▸ **AIM OF THE EXERCISE**: Determine the number of lines where "label" occurs and reply with that number by itself.

▸ **GIVEN DATA**:
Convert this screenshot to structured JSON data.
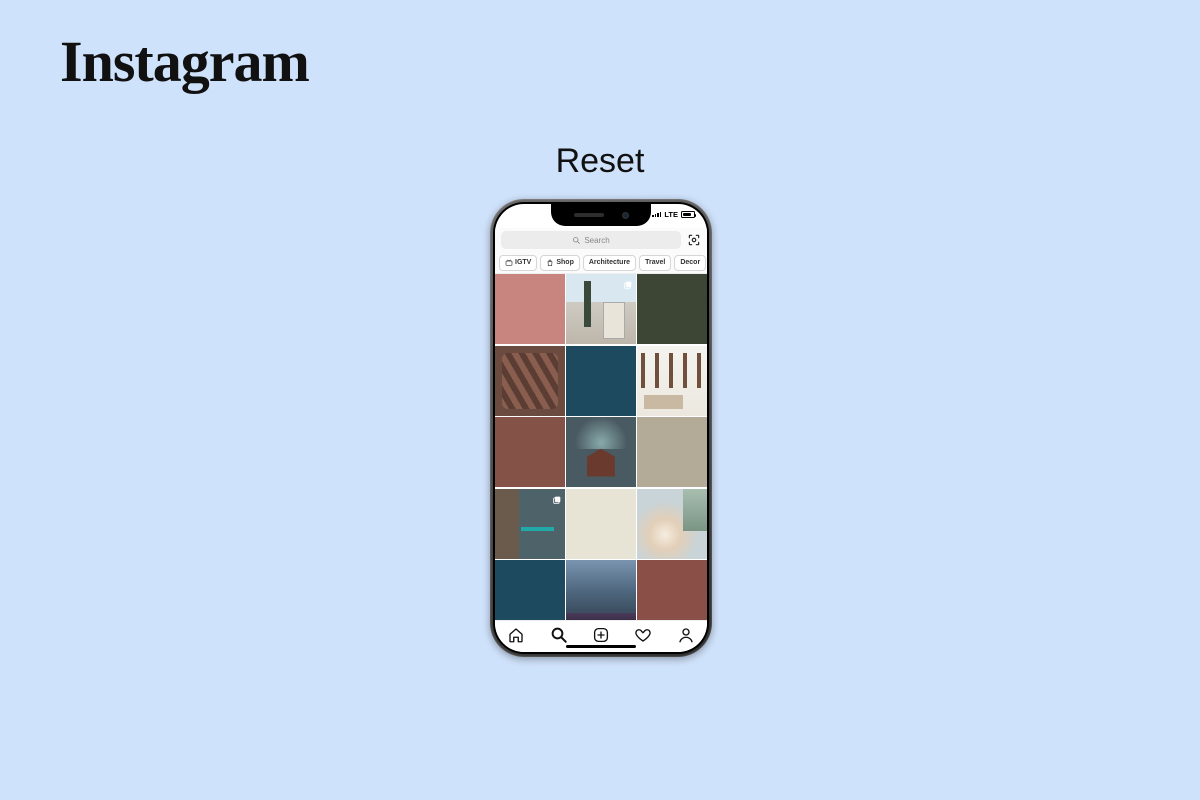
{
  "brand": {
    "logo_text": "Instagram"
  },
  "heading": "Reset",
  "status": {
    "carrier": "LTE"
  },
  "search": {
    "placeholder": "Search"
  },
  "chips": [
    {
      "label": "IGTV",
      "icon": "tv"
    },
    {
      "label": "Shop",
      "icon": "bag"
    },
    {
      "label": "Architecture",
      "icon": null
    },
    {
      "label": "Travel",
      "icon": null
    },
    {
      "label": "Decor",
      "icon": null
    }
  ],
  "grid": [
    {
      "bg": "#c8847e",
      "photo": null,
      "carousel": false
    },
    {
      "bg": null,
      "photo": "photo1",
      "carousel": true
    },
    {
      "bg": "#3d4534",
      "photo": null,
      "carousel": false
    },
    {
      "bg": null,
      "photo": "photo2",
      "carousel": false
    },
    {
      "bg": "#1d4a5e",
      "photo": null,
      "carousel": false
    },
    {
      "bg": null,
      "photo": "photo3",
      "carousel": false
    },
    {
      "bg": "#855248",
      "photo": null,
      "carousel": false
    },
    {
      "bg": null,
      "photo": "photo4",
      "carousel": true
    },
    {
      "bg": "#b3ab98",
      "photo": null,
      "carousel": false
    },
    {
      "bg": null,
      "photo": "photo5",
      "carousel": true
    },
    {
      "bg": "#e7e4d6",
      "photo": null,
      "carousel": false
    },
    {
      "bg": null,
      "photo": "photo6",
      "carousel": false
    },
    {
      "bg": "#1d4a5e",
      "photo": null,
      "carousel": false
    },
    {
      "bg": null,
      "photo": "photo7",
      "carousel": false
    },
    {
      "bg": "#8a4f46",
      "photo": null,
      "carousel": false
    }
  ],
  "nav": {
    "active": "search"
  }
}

▸ **COMPLETED TASK**: 5